### TASK DESCRIPTION:
Reproduce every entry below precisely; do not include the pictures.
-- BEGIN ENTRIES --
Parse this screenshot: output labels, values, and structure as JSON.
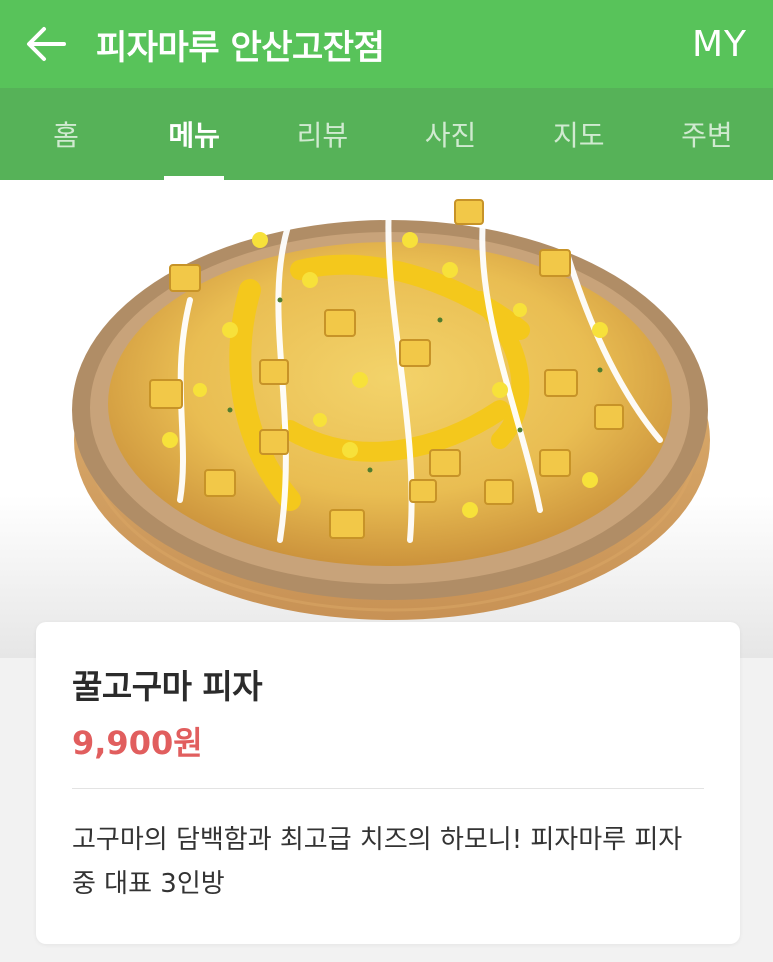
{
  "header": {
    "title": "피자마루 안산고잔점",
    "my_label": "MY",
    "back_icon": "arrow-left-icon",
    "background": "#58c35a"
  },
  "tabs": [
    {
      "label": "홈",
      "active": false
    },
    {
      "label": "메뉴",
      "active": true
    },
    {
      "label": "리뷰",
      "active": false
    },
    {
      "label": "사진",
      "active": false
    },
    {
      "label": "지도",
      "active": false
    },
    {
      "label": "주변",
      "active": false
    }
  ],
  "menu": {
    "name": "꿀고구마 피자",
    "price": "9,900원",
    "description": "고구마의 담백함과 최고급 치즈의 하모니! 피자마루 피자 중 대표 3인방",
    "price_color": "#e15e5e"
  }
}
-- END ENTRIES --
### EXERCISE SOLUTION:
Parse this screenshot: output labels, values, and structure as JSON.
{
  "header": {
    "title": "피자마루 안산고잔점",
    "my_label": "MY",
    "back_icon": "arrow-left-icon",
    "background": "#58c35a"
  },
  "tabs": [
    {
      "label": "홈",
      "active": false
    },
    {
      "label": "메뉴",
      "active": true
    },
    {
      "label": "리뷰",
      "active": false
    },
    {
      "label": "사진",
      "active": false
    },
    {
      "label": "지도",
      "active": false
    },
    {
      "label": "주변",
      "active": false
    }
  ],
  "menu": {
    "name": "꿀고구마 피자",
    "price": "9,900원",
    "description": "고구마의 담백함과 최고급 치즈의 하모니! 피자마루 피자 중 대표 3인방",
    "price_color": "#e15e5e"
  }
}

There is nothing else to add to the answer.